What the task asks — Leave out every picture, and restate word for word only the lines from the one containing "Read the values" through the end of the material.

Data provided —

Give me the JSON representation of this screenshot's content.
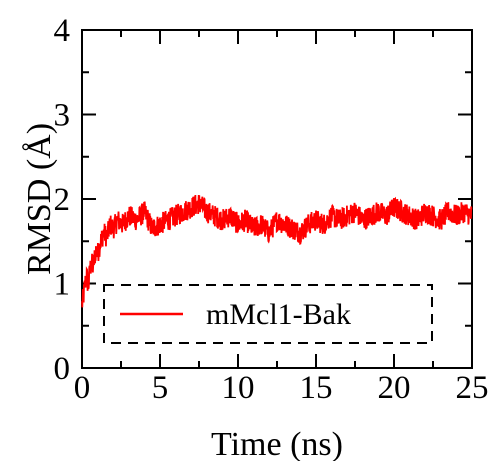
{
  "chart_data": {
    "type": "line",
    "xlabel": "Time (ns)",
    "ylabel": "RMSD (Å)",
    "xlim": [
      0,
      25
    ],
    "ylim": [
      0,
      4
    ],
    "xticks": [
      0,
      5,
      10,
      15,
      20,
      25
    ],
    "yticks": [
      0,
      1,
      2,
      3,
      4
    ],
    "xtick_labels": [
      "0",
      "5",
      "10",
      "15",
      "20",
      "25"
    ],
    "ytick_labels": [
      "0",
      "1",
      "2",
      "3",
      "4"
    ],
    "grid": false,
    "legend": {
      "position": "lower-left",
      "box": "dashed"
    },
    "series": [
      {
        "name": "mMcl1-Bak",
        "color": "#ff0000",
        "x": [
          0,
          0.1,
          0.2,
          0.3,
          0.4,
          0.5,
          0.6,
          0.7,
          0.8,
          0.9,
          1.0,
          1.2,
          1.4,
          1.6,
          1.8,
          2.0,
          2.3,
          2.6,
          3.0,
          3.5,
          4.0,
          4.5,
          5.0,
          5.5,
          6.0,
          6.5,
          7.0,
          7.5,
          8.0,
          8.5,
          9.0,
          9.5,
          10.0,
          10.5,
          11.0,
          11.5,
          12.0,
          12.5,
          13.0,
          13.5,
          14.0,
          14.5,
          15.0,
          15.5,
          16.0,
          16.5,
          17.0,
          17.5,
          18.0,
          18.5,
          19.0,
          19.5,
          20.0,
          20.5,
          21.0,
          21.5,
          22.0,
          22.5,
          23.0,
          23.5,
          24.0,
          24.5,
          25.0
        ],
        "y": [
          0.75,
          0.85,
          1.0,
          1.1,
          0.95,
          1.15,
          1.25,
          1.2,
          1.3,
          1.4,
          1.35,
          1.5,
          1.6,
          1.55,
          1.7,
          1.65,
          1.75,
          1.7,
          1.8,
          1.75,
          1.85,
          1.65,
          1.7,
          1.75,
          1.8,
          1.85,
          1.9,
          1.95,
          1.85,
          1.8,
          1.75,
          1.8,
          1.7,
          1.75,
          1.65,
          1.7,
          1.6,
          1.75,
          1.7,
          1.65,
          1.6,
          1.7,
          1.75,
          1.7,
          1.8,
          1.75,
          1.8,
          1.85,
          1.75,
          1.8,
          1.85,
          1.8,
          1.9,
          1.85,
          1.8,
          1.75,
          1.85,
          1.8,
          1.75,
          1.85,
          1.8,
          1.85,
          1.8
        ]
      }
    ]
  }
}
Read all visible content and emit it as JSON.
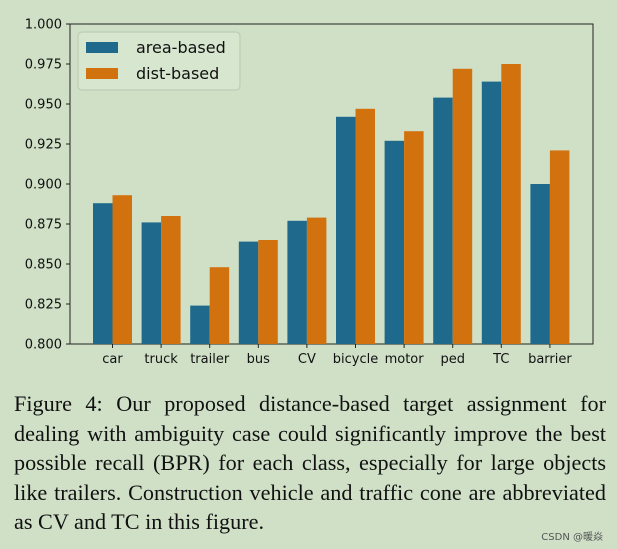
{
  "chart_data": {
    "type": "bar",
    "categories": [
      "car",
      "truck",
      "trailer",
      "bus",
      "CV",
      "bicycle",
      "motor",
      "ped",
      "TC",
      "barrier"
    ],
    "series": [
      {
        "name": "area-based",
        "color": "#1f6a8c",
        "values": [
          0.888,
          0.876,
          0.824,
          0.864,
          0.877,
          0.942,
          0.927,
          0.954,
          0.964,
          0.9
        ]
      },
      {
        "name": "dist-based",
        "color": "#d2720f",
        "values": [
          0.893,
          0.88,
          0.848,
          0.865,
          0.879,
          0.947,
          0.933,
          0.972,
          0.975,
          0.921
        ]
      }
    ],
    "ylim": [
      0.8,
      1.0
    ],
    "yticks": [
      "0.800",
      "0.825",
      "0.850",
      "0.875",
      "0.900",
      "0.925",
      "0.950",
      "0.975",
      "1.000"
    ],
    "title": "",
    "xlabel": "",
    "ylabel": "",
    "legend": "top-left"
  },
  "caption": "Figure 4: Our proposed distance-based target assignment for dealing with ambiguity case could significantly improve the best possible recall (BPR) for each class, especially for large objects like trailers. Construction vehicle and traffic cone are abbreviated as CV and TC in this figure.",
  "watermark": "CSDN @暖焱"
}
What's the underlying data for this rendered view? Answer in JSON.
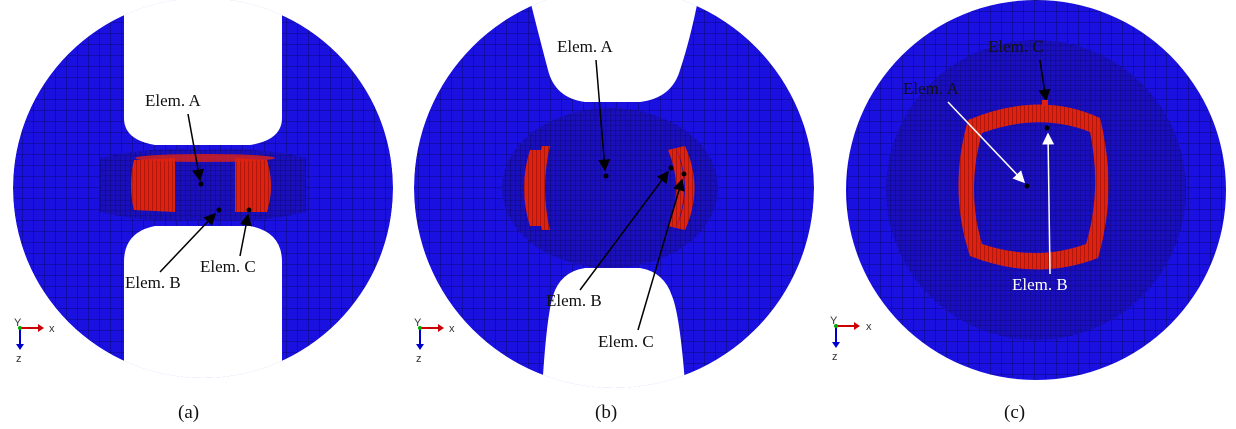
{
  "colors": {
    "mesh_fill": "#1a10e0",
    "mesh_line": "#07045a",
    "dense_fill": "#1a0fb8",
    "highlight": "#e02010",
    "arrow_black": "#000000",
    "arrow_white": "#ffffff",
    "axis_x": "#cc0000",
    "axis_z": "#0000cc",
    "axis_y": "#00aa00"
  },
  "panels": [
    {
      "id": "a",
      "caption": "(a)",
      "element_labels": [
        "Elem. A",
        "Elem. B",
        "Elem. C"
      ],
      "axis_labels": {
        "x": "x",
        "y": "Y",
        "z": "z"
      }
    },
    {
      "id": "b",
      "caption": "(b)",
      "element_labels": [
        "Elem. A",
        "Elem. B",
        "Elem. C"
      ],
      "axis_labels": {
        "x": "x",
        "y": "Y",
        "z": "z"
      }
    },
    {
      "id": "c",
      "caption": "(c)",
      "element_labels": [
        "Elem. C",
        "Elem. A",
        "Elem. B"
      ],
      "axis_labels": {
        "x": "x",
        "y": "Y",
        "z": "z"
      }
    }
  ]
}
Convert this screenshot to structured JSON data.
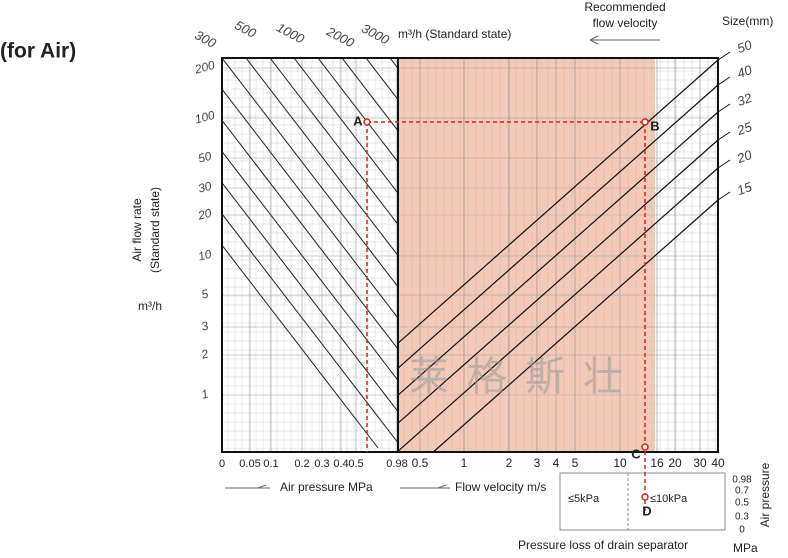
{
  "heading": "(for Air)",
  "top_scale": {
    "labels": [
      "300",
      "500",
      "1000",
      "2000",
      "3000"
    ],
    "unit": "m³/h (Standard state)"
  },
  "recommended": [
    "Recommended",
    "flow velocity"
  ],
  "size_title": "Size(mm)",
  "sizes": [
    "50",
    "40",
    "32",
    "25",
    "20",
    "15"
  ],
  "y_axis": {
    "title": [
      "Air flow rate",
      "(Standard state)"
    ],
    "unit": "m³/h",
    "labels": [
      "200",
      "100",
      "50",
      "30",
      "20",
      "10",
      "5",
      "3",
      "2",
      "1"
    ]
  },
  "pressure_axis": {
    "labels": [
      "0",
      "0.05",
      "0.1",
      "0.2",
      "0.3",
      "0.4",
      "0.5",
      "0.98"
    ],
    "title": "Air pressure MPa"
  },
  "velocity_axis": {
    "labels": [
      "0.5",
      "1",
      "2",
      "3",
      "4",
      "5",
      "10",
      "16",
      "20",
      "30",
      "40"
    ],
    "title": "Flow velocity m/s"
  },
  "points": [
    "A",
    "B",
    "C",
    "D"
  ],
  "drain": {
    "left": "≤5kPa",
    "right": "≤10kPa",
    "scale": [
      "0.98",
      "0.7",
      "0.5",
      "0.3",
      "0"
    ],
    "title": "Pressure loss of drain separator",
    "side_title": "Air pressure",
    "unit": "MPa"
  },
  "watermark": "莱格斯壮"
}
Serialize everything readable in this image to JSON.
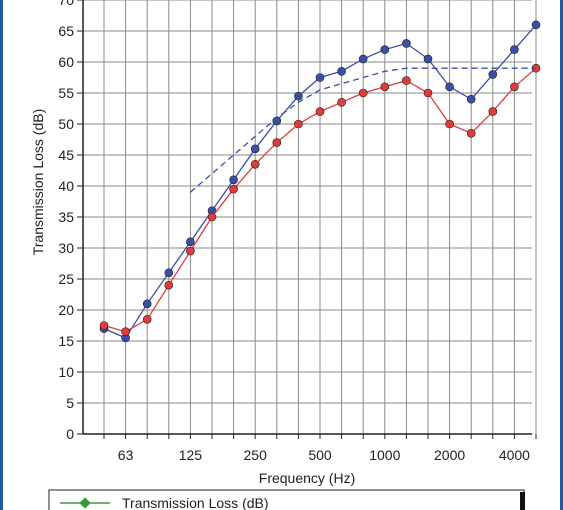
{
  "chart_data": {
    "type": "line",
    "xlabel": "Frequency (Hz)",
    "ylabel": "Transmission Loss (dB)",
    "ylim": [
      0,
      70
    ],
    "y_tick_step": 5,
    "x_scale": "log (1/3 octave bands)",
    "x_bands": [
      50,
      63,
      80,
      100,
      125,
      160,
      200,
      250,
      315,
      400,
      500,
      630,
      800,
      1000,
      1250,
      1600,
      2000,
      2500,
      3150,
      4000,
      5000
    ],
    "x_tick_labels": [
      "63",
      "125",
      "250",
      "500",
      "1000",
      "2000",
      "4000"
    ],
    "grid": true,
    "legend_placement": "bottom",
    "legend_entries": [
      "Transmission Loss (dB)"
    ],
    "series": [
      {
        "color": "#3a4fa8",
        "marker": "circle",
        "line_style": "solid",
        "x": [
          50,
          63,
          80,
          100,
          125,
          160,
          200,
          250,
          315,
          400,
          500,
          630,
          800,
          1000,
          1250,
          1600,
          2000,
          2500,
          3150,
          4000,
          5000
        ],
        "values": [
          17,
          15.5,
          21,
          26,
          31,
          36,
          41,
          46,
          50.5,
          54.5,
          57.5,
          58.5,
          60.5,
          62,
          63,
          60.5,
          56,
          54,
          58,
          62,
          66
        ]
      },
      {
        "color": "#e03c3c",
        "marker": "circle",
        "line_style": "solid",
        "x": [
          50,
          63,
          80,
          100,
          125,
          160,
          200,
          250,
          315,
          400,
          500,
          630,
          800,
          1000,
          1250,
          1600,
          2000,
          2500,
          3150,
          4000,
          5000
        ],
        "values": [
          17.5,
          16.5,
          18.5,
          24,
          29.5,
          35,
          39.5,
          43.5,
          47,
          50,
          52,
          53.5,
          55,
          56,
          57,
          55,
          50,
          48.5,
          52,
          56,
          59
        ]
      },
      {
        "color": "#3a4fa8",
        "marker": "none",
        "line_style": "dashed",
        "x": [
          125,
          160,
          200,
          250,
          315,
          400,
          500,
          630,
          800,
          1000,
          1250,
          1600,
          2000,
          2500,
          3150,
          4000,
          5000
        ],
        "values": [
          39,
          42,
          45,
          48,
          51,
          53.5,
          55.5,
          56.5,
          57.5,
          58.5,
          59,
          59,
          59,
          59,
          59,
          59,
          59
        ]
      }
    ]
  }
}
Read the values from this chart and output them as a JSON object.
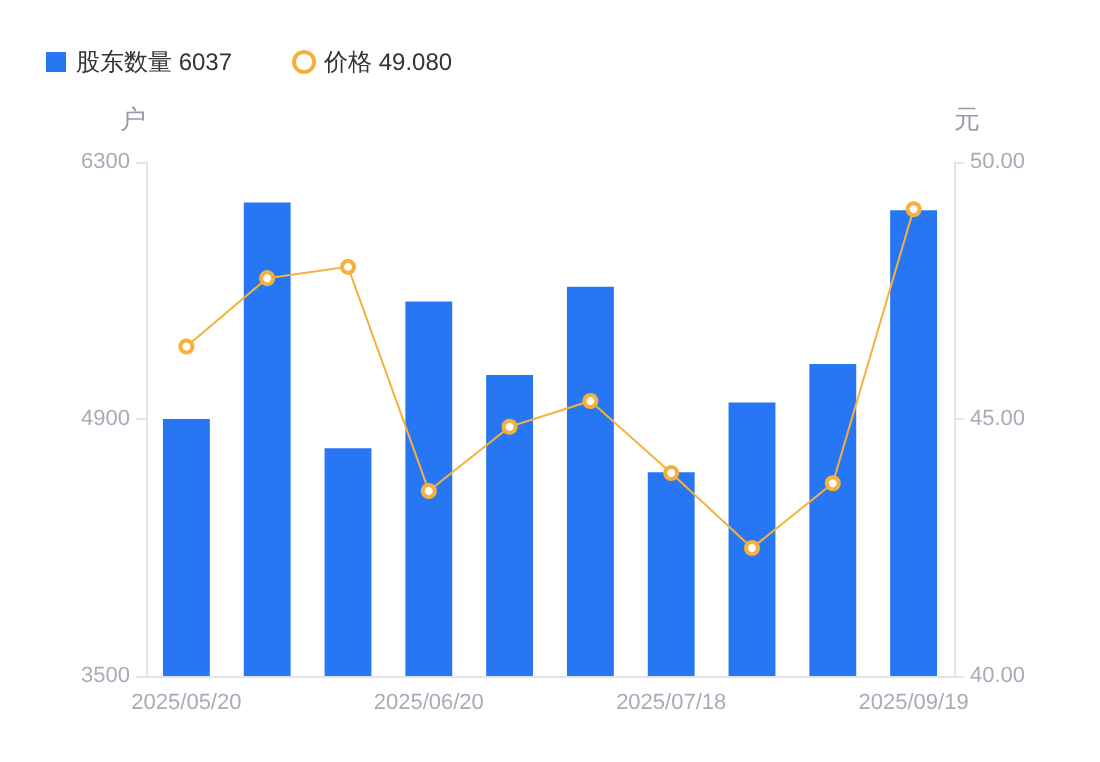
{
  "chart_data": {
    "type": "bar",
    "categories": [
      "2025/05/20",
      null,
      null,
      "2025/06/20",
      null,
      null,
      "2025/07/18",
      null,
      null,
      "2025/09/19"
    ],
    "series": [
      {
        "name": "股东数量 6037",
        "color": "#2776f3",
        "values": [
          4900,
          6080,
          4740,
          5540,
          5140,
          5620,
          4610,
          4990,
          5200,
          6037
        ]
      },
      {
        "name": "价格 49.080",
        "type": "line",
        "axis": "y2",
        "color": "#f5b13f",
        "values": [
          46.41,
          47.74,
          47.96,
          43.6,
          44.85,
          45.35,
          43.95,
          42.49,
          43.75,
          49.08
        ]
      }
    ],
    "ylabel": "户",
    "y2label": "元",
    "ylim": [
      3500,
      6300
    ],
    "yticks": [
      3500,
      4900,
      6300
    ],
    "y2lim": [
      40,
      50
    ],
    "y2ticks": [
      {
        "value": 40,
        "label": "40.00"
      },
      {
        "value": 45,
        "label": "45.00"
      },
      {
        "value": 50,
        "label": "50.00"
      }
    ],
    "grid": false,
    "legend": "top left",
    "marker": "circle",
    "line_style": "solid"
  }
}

Result of this exercise —
Read the values from this chart and output them as a JSON object.
{
  "chart_data": {
    "type": "bar",
    "categories": [
      "2025/05/20",
      null,
      null,
      "2025/06/20",
      null,
      null,
      "2025/07/18",
      null,
      null,
      "2025/09/19"
    ],
    "series": [
      {
        "name": "股东数量 6037",
        "color": "#2776f3",
        "values": [
          4900,
          6080,
          4740,
          5540,
          5140,
          5620,
          4610,
          4990,
          5200,
          6037
        ]
      },
      {
        "name": "价格 49.080",
        "type": "line",
        "axis": "y2",
        "color": "#f5b13f",
        "values": [
          46.41,
          47.74,
          47.96,
          43.6,
          44.85,
          45.35,
          43.95,
          42.49,
          43.75,
          49.08
        ]
      }
    ],
    "ylabel": "户",
    "y2label": "元",
    "ylim": [
      3500,
      6300
    ],
    "yticks": [
      3500,
      4900,
      6300
    ],
    "y2lim": [
      40,
      50
    ],
    "y2ticks": [
      {
        "value": 40,
        "label": "40.00"
      },
      {
        "value": 45,
        "label": "45.00"
      },
      {
        "value": 50,
        "label": "50.00"
      }
    ],
    "grid": false,
    "legend": "top left",
    "marker": "circle",
    "line_style": "solid"
  }
}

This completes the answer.